## Instruction
Format the entries from the line with "buyer-role-cell: 登记购房人 <box>413 1051" to the line with "masked-id-number-cell: 511321********6329 <box>704", including both, as a JSON list of strings with one string per line and no blank lines.
..........
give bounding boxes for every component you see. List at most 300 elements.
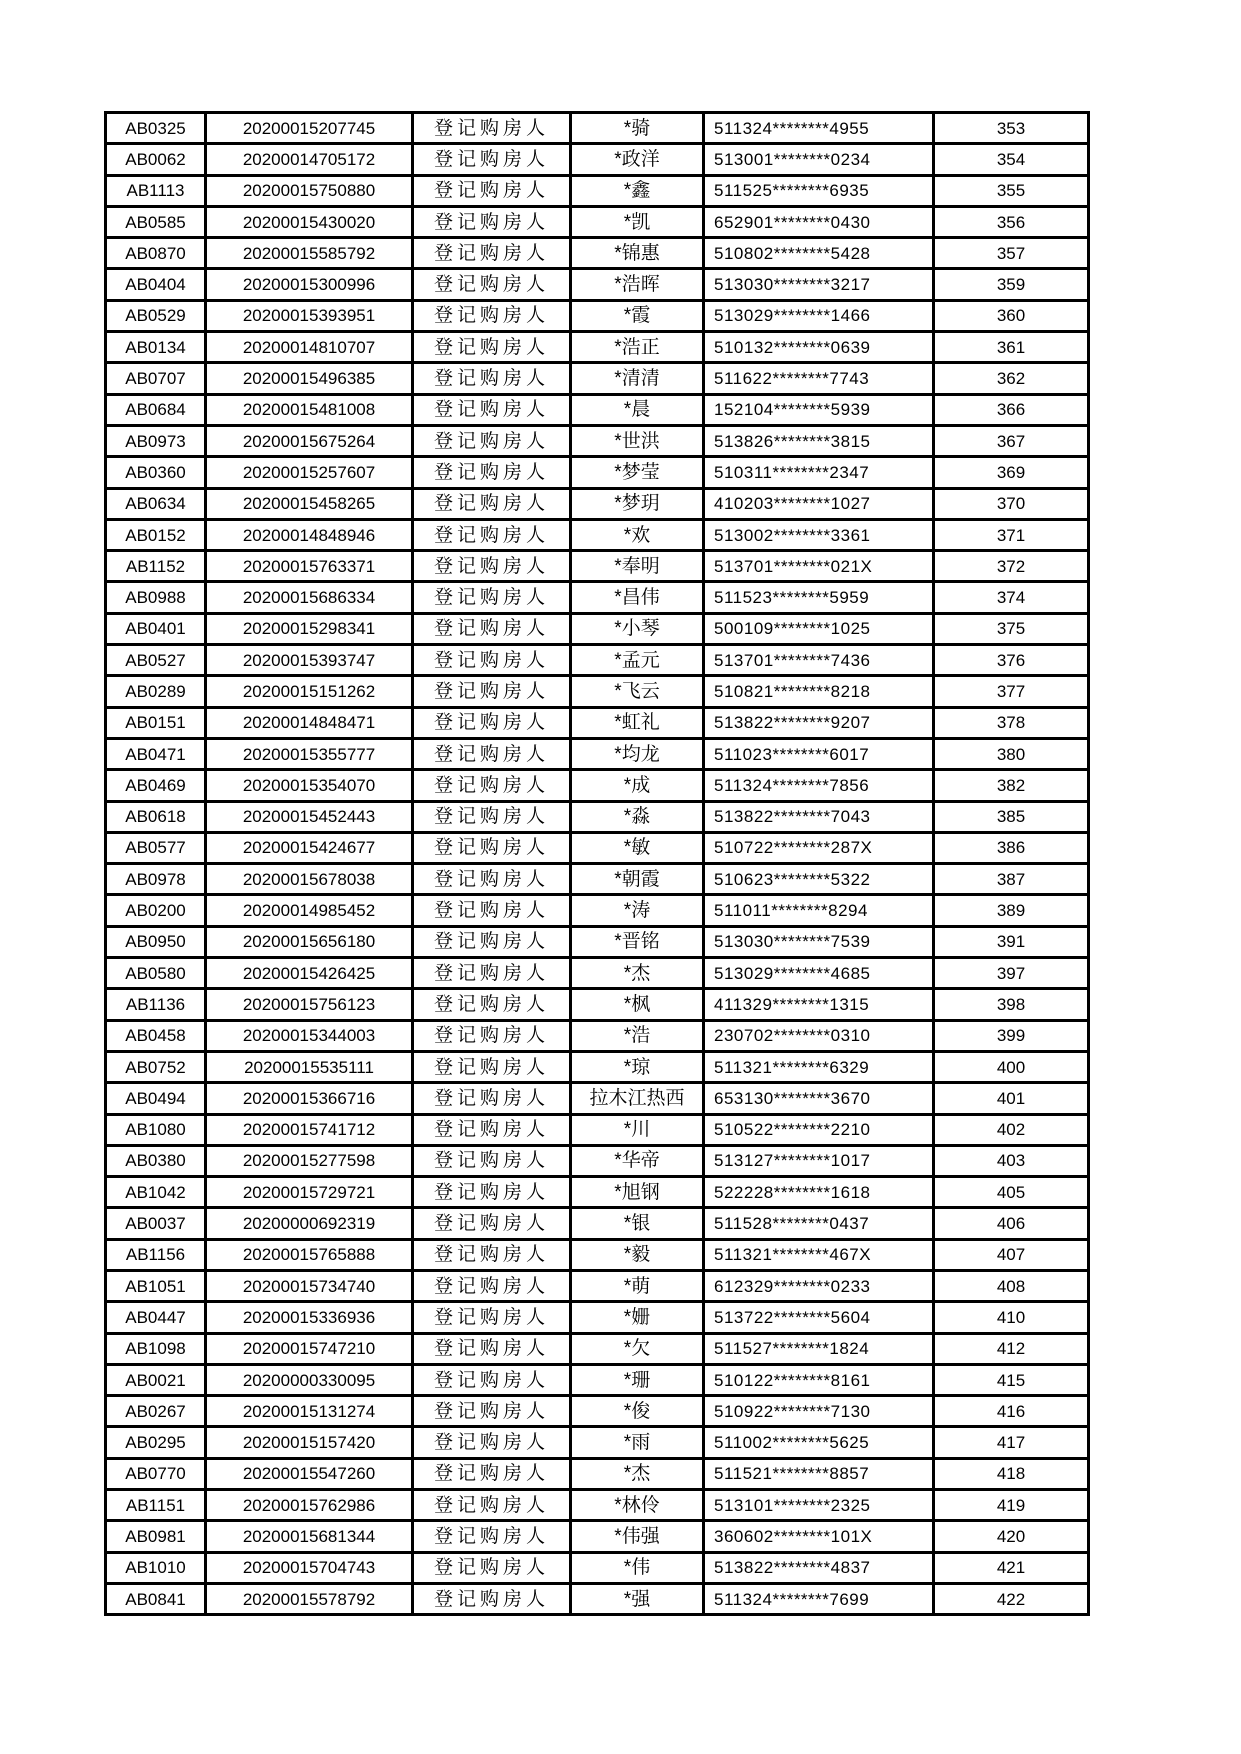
buyer-role-cell: 登记购房人 <box>413 1051 571 1082</box>
table-row <box>106 895 1089 926</box>
table-row <box>106 1552 1089 1583</box>
buyer-role-cell: 登记购房人 <box>413 864 571 895</box>
table-row <box>106 425 1089 456</box>
masked-id-number-cell: 511321********6329 <box>704 1051 934 1082</box>
buyer-name-cell: *骑 <box>571 113 704 144</box>
applicant-code-cell: AB0978 <box>106 864 206 895</box>
masked-id-number-cell: 511527********1824 <box>704 1333 934 1364</box>
registration-number-cell: 20200015656180 <box>206 926 413 957</box>
table-row <box>106 738 1089 769</box>
registration-number-cell: 20200015686334 <box>206 582 413 613</box>
buyer-role-cell: 登记购房人 <box>413 113 571 144</box>
applicant-code-cell: AB1113 <box>106 175 206 206</box>
table-row <box>106 1208 1089 1239</box>
buyer-role-cell: 登记购房人 <box>413 1177 571 1208</box>
sequence-number-cell: 389 <box>934 895 1089 926</box>
masked-id-number-cell: 513822********4837 <box>704 1552 934 1583</box>
masked-id-number-cell: 511324********7699 <box>704 1583 934 1614</box>
buyer-name-cell: *强 <box>571 1583 704 1614</box>
sequence-number-cell: 401 <box>934 1083 1089 1114</box>
table-row <box>106 832 1089 863</box>
registration-number-cell: 20200015765888 <box>206 1239 413 1270</box>
masked-id-number-cell: 513101********2325 <box>704 1490 934 1521</box>
buyer-name-cell: *银 <box>571 1208 704 1239</box>
table-row <box>106 1333 1089 1364</box>
masked-id-number-cell: 511011********8294 <box>704 895 934 926</box>
registration-number-cell: 20200014705172 <box>206 144 413 175</box>
registration-number-cell: 20200015547260 <box>206 1458 413 1489</box>
table-row <box>106 1302 1089 1333</box>
sequence-number-cell: 382 <box>934 770 1089 801</box>
buyer-name-cell: *毅 <box>571 1239 704 1270</box>
table-row <box>106 300 1089 331</box>
sequence-number-cell: 361 <box>934 332 1089 363</box>
applicant-code-cell: AB0037 <box>106 1208 206 1239</box>
sequence-number-cell: 372 <box>934 551 1089 582</box>
registration-number-cell: 20200015747210 <box>206 1333 413 1364</box>
masked-id-number-cell: 513701********7436 <box>704 645 934 676</box>
table-row <box>106 175 1089 206</box>
table-row <box>106 926 1089 957</box>
buyer-name-cell: *雨 <box>571 1427 704 1458</box>
masked-id-number-cell: 511525********6935 <box>704 175 934 206</box>
buyer-name-cell: *琼 <box>571 1051 704 1082</box>
table-row <box>106 770 1089 801</box>
table-row <box>106 394 1089 425</box>
buyer-name-cell: *浩正 <box>571 332 704 363</box>
masked-id-number-cell: 652901********0430 <box>704 206 934 237</box>
applicant-code-cell: AB0684 <box>106 394 206 425</box>
buyer-name-cell: *世洪 <box>571 425 704 456</box>
applicant-code-cell: AB0289 <box>106 676 206 707</box>
registration-number-cell: 20200015741712 <box>206 1114 413 1145</box>
buyer-role-cell: 登记购房人 <box>413 206 571 237</box>
table-row <box>106 1239 1089 1270</box>
table-row <box>106 269 1089 300</box>
buyer-role-cell: 登记购房人 <box>413 1020 571 1051</box>
masked-id-number-cell: 513127********1017 <box>704 1145 934 1176</box>
masked-id-number-cell: 653130********3670 <box>704 1083 934 1114</box>
sequence-number-cell: 355 <box>934 175 1089 206</box>
table-row <box>106 676 1089 707</box>
masked-id-number-cell: 511023********6017 <box>704 738 934 769</box>
buyer-role-cell: 登记购房人 <box>413 895 571 926</box>
applicant-code-cell: AB0527 <box>106 645 206 676</box>
buyer-role-cell: 登记购房人 <box>413 1490 571 1521</box>
buyer-role-cell: 登记购房人 <box>413 926 571 957</box>
registration-number-cell: 20200015300996 <box>206 269 413 300</box>
registration-number-cell: 20200015336936 <box>206 1302 413 1333</box>
sequence-number-cell: 362 <box>934 363 1089 394</box>
buyer-name-cell: *林伶 <box>571 1490 704 1521</box>
registration-number-cell: 20200014848946 <box>206 519 413 550</box>
buyer-name-cell: *政洋 <box>571 144 704 175</box>
applicant-code-cell: AB0950 <box>106 926 206 957</box>
buyer-role-cell: 登记购房人 <box>413 519 571 550</box>
buyer-name-cell: *飞云 <box>571 676 704 707</box>
buyer-role-cell: 登记购房人 <box>413 238 571 269</box>
buyer-name-cell: *梦莹 <box>571 457 704 488</box>
buyer-role-cell: 登记购房人 <box>413 1270 571 1301</box>
applicant-code-cell: AB0618 <box>106 801 206 832</box>
masked-id-number-cell: 410203********1027 <box>704 488 934 519</box>
masked-id-number-cell: 511324********4955 <box>704 113 934 144</box>
sequence-number-cell: 415 <box>934 1364 1089 1395</box>
table-row <box>106 206 1089 237</box>
applicant-code-cell: AB0200 <box>106 895 206 926</box>
buyer-name-cell: *均龙 <box>571 738 704 769</box>
masked-id-number-cell: 152104********5939 <box>704 394 934 425</box>
table-row <box>106 113 1089 144</box>
masked-id-number-cell: 510311********2347 <box>704 457 934 488</box>
applicant-code-cell: AB0585 <box>106 206 206 237</box>
registration-number-cell: 20200015578792 <box>206 1583 413 1614</box>
table-row <box>106 958 1089 989</box>
masked-id-number-cell: 411329********1315 <box>704 989 934 1020</box>
buyer-name-cell: 拉木江热西 <box>571 1083 704 1114</box>
registration-number-cell: 20200000330095 <box>206 1364 413 1395</box>
buyer-name-cell: *欢 <box>571 519 704 550</box>
applicant-code-cell: AB0973 <box>106 425 206 456</box>
sequence-number-cell: 378 <box>934 707 1089 738</box>
registration-number-cell: 20200015257607 <box>206 457 413 488</box>
registration-number-cell: 20200015366716 <box>206 1083 413 1114</box>
buyer-name-cell: *浩 <box>571 1020 704 1051</box>
masked-id-number-cell: 513030********7539 <box>704 926 934 957</box>
table-row <box>106 457 1089 488</box>
buyer-name-cell: *清清 <box>571 363 704 394</box>
buyer-name-cell: *孟元 <box>571 645 704 676</box>
table-row <box>106 1364 1089 1395</box>
registration-number-cell: 20200015277598 <box>206 1145 413 1176</box>
buyer-role-cell: 登记购房人 <box>413 300 571 331</box>
applicant-code-cell: AB1051 <box>106 1270 206 1301</box>
buyer-role-cell: 登记购房人 <box>413 645 571 676</box>
buyer-role-cell: 登记购房人 <box>413 1396 571 1427</box>
registration-number-cell: 20200015430020 <box>206 206 413 237</box>
applicant-code-cell: AB0151 <box>106 707 206 738</box>
registration-number-cell: 20200015729721 <box>206 1177 413 1208</box>
sequence-number-cell: 419 <box>934 1490 1089 1521</box>
sequence-number-cell: 387 <box>934 864 1089 895</box>
table-row <box>106 332 1089 363</box>
applicant-code-cell: AB0494 <box>106 1083 206 1114</box>
buyer-role-cell: 登记购房人 <box>413 1083 571 1114</box>
buyer-name-cell: *欠 <box>571 1333 704 1364</box>
registration-number-cell: 20200015355777 <box>206 738 413 769</box>
buyer-name-cell: *晨 <box>571 394 704 425</box>
table-row <box>106 989 1089 1020</box>
sequence-number-cell: 359 <box>934 269 1089 300</box>
masked-id-number-cell: 513701********021X <box>704 551 934 582</box>
sequence-number-cell: 397 <box>934 958 1089 989</box>
masked-id-number-cell: 513002********3361 <box>704 519 934 550</box>
registration-table <box>104 111 1090 1616</box>
registration-number-cell: 20200014810707 <box>206 332 413 363</box>
table-row <box>106 1145 1089 1176</box>
buyer-name-cell: *姗 <box>571 1302 704 1333</box>
applicant-code-cell: AB1151 <box>106 1490 206 1521</box>
buyer-role-cell: 登记购房人 <box>413 1521 571 1552</box>
applicant-code-cell: AB0988 <box>106 582 206 613</box>
buyer-name-cell: *虹礼 <box>571 707 704 738</box>
buyer-name-cell: *川 <box>571 1114 704 1145</box>
sequence-number-cell: 354 <box>934 144 1089 175</box>
buyer-name-cell: *敏 <box>571 832 704 863</box>
registration-number-cell: 20200015585792 <box>206 238 413 269</box>
masked-id-number-cell: 360602********101X <box>704 1521 934 1552</box>
masked-id-number-cell: 511622********7743 <box>704 363 934 394</box>
buyer-role-cell: 登记购房人 <box>413 1427 571 1458</box>
sequence-number-cell: 356 <box>934 206 1089 237</box>
sequence-number-cell: 408 <box>934 1270 1089 1301</box>
applicant-code-cell: AB0841 <box>106 1583 206 1614</box>
buyer-role-cell: 登记购房人 <box>413 707 571 738</box>
buyer-role-cell: 登记购房人 <box>413 394 571 425</box>
applicant-code-cell: AB1010 <box>106 1552 206 1583</box>
masked-id-number-cell: 513001********0234 <box>704 144 934 175</box>
registration-number-cell: 20200015298341 <box>206 613 413 644</box>
sequence-number-cell: 367 <box>934 425 1089 456</box>
registration-number-cell: 20200015496385 <box>206 363 413 394</box>
buyer-name-cell: *杰 <box>571 958 704 989</box>
sequence-number-cell: 418 <box>934 1458 1089 1489</box>
masked-id-number-cell: 500109********1025 <box>704 613 934 644</box>
buyer-name-cell: *珊 <box>571 1364 704 1395</box>
table-row <box>106 1490 1089 1521</box>
masked-id-number-cell: 510132********0639 <box>704 332 934 363</box>
table-row <box>106 801 1089 832</box>
applicant-code-cell: AB0471 <box>106 738 206 769</box>
sequence-number-cell: 398 <box>934 989 1089 1020</box>
registration-number-cell: 20200015452443 <box>206 801 413 832</box>
buyer-role-cell: 登记购房人 <box>413 582 571 613</box>
applicant-code-cell: AB1098 <box>106 1333 206 1364</box>
sequence-number-cell: 405 <box>934 1177 1089 1208</box>
registration-number-cell: 20200015734740 <box>206 1270 413 1301</box>
table-row <box>106 1427 1089 1458</box>
masked-id-number-cell: 230702********0310 <box>704 1020 934 1051</box>
masked-id-number-cell: 510802********5428 <box>704 238 934 269</box>
buyer-name-cell: *小琴 <box>571 613 704 644</box>
applicant-code-cell: AB0529 <box>106 300 206 331</box>
applicant-code-cell: AB0325 <box>106 113 206 144</box>
masked-id-number-cell: 513822********7043 <box>704 801 934 832</box>
table-row <box>106 613 1089 644</box>
sequence-number-cell: 410 <box>934 1302 1089 1333</box>
masked-id-number-cell: 511321********467X <box>704 1239 934 1270</box>
masked-id-number-cell: 510522********2210 <box>704 1114 934 1145</box>
table-row <box>106 551 1089 582</box>
buyer-role-cell: 登记购房人 <box>413 989 571 1020</box>
buyer-name-cell: *浩晖 <box>571 269 704 300</box>
sequence-number-cell: 377 <box>934 676 1089 707</box>
registration-number-cell: 20200000692319 <box>206 1208 413 1239</box>
registration-number-cell: 20200015344003 <box>206 1020 413 1051</box>
applicant-code-cell: AB0152 <box>106 519 206 550</box>
registration-number-cell: 20200015424677 <box>206 832 413 863</box>
sequence-number-cell: 371 <box>934 519 1089 550</box>
applicant-code-cell: AB0770 <box>106 1458 206 1489</box>
registration-number-cell: 20200015681344 <box>206 1521 413 1552</box>
masked-id-number-cell: 510623********5322 <box>704 864 934 895</box>
buyer-role-cell: 登记购房人 <box>413 551 571 582</box>
table-row <box>106 1083 1089 1114</box>
masked-id-number-cell: 612329********0233 <box>704 1270 934 1301</box>
sequence-number-cell: 403 <box>934 1145 1089 1176</box>
masked-id-number-cell: 513029********4685 <box>704 958 934 989</box>
sequence-number-cell: 376 <box>934 645 1089 676</box>
buyer-name-cell: *淼 <box>571 801 704 832</box>
buyer-role-cell: 登记购房人 <box>413 1552 571 1583</box>
sequence-number-cell: 360 <box>934 300 1089 331</box>
applicant-code-cell: AB0021 <box>106 1364 206 1395</box>
applicant-code-cell: AB0634 <box>106 488 206 519</box>
registration-number-cell: 20200015393747 <box>206 645 413 676</box>
buyer-role-cell: 登记购房人 <box>413 770 571 801</box>
registration-number-cell: 20200015750880 <box>206 175 413 206</box>
buyer-role-cell: 登记购房人 <box>413 801 571 832</box>
table-row <box>106 645 1089 676</box>
masked-id-number-cell: 513030********3217 <box>704 269 934 300</box>
applicant-code-cell: AB1156 <box>106 1239 206 1270</box>
buyer-name-cell: *俊 <box>571 1396 704 1427</box>
masked-id-number-cell: 511521********8857 <box>704 1458 934 1489</box>
applicant-code-cell: AB1042 <box>106 1177 206 1208</box>
applicant-code-cell: AB0134 <box>106 332 206 363</box>
buyer-name-cell: *杰 <box>571 1458 704 1489</box>
table-row <box>106 1583 1089 1614</box>
registration-table-body <box>106 113 1089 1615</box>
masked-id-number-cell: 513722********5604 <box>704 1302 934 1333</box>
buyer-role-cell: 登记购房人 <box>413 1145 571 1176</box>
sequence-number-cell: 357 <box>934 238 1089 269</box>
sequence-number-cell: 375 <box>934 613 1089 644</box>
sequence-number-cell: 400 <box>934 1051 1089 1082</box>
buyer-name-cell: *伟 <box>571 1552 704 1583</box>
registration-number-cell: 20200015393951 <box>206 300 413 331</box>
buyer-role-cell: 登记购房人 <box>413 738 571 769</box>
buyer-name-cell: *昌伟 <box>571 582 704 613</box>
buyer-role-cell: 登记购房人 <box>413 425 571 456</box>
table-row <box>106 1396 1089 1427</box>
buyer-role-cell: 登记购房人 <box>413 1333 571 1364</box>
masked-id-number-cell: 510722********287X <box>704 832 934 863</box>
masked-id-number-cell: 511324********7856 <box>704 770 934 801</box>
buyer-role-cell: 登记购房人 <box>413 144 571 175</box>
buyer-role-cell: 登记购房人 <box>413 1208 571 1239</box>
table-row <box>106 363 1089 394</box>
registration-number-cell: 20200015151262 <box>206 676 413 707</box>
applicant-code-cell: AB1136 <box>106 989 206 1020</box>
table-row <box>106 1270 1089 1301</box>
buyer-role-cell: 登记购房人 <box>413 832 571 863</box>
applicant-code-cell: AB0447 <box>106 1302 206 1333</box>
buyer-name-cell: *鑫 <box>571 175 704 206</box>
sequence-number-cell: 402 <box>934 1114 1089 1145</box>
sequence-number-cell: 407 <box>934 1239 1089 1270</box>
buyer-name-cell: *伟强 <box>571 1521 704 1552</box>
buyer-role-cell: 登记购房人 <box>413 613 571 644</box>
registration-number-cell: 20200015426425 <box>206 958 413 989</box>
sequence-number-cell: 370 <box>934 488 1089 519</box>
sequence-number-cell: 412 <box>934 1333 1089 1364</box>
applicant-code-cell: AB1080 <box>106 1114 206 1145</box>
buyer-role-cell: 登记购房人 <box>413 488 571 519</box>
buyer-role-cell: 登记购房人 <box>413 1114 571 1145</box>
applicant-code-cell: AB1152 <box>106 551 206 582</box>
buyer-role-cell: 登记购房人 <box>413 363 571 394</box>
table-row <box>106 488 1089 519</box>
applicant-code-cell: AB0981 <box>106 1521 206 1552</box>
masked-id-number-cell: 513826********3815 <box>704 425 934 456</box>
sequence-number-cell: 385 <box>934 801 1089 832</box>
buyer-role-cell: 登记购房人 <box>413 1364 571 1395</box>
sequence-number-cell: 422 <box>934 1583 1089 1614</box>
applicant-code-cell: AB0707 <box>106 363 206 394</box>
masked-id-number-cell: 522228********1618 <box>704 1177 934 1208</box>
buyer-name-cell: *成 <box>571 770 704 801</box>
buyer-role-cell: 登记购房人 <box>413 457 571 488</box>
buyer-role-cell: 登记购房人 <box>413 175 571 206</box>
sequence-number-cell: 416 <box>934 1396 1089 1427</box>
buyer-name-cell: *涛 <box>571 895 704 926</box>
buyer-name-cell: *霞 <box>571 300 704 331</box>
buyer-name-cell: *华帝 <box>571 1145 704 1176</box>
sequence-number-cell: 417 <box>934 1427 1089 1458</box>
table-row <box>106 519 1089 550</box>
applicant-code-cell: AB0404 <box>106 269 206 300</box>
buyer-role-cell: 登记购房人 <box>413 269 571 300</box>
registration-number-cell: 20200015481008 <box>206 394 413 425</box>
buyer-role-cell: 登记购房人 <box>413 1583 571 1614</box>
applicant-code-cell: AB0401 <box>106 613 206 644</box>
masked-id-number-cell: 511528********0437 <box>704 1208 934 1239</box>
registration-number-cell: 20200014985452 <box>206 895 413 926</box>
registration-number-cell: 20200015535111 <box>206 1051 413 1082</box>
applicant-code-cell: AB0870 <box>106 238 206 269</box>
sequence-number-cell: 391 <box>934 926 1089 957</box>
applicant-code-cell: AB0577 <box>106 832 206 863</box>
registration-number-cell: 20200015704743 <box>206 1552 413 1583</box>
sequence-number-cell: 399 <box>934 1020 1089 1051</box>
buyer-name-cell: *梦玥 <box>571 488 704 519</box>
registration-number-cell: 20200015131274 <box>206 1396 413 1427</box>
buyer-role-cell: 登记购房人 <box>413 1302 571 1333</box>
buyer-name-cell: *锦惠 <box>571 238 704 269</box>
registration-number-cell: 20200015675264 <box>206 425 413 456</box>
buyer-name-cell: *枫 <box>571 989 704 1020</box>
buyer-name-cell: *凯 <box>571 206 704 237</box>
buyer-role-cell: 登记购房人 <box>413 1239 571 1270</box>
buyer-role-cell: 登记购房人 <box>413 676 571 707</box>
sequence-number-cell: 380 <box>934 738 1089 769</box>
masked-id-number-cell: 511523********5959 <box>704 582 934 613</box>
sequence-number-cell: 353 <box>934 113 1089 144</box>
buyer-role-cell: 登记购房人 <box>413 958 571 989</box>
table-row <box>106 707 1089 738</box>
registration-number-cell: 20200015354070 <box>206 770 413 801</box>
registration-number-cell: 20200015458265 <box>206 488 413 519</box>
buyer-name-cell: *萌 <box>571 1270 704 1301</box>
table-row <box>106 582 1089 613</box>
applicant-code-cell: AB0580 <box>106 958 206 989</box>
buyer-name-cell: *奉明 <box>571 551 704 582</box>
sequence-number-cell: 420 <box>934 1521 1089 1552</box>
buyer-role-cell: 登记购房人 <box>413 332 571 363</box>
registration-number-cell: 20200015157420 <box>206 1427 413 1458</box>
table-row <box>106 1114 1089 1145</box>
..........
## Response to this exercise
[
  "buyer-role-cell: 登记购房人 <box>413 1051 571 1082</box>",
  "table-row <box>106 895 1089 926</box>",
  "table-row <box>106 1552 1089 1583</box>",
  "buyer-role-cell: 登记购房人 <box>413 864 571 895</box>",
  "table-row <box>106 425 1089 456</box>",
  "masked-id-number-cell: 511321********6329 <box>704 1051 934 1082</box>"
]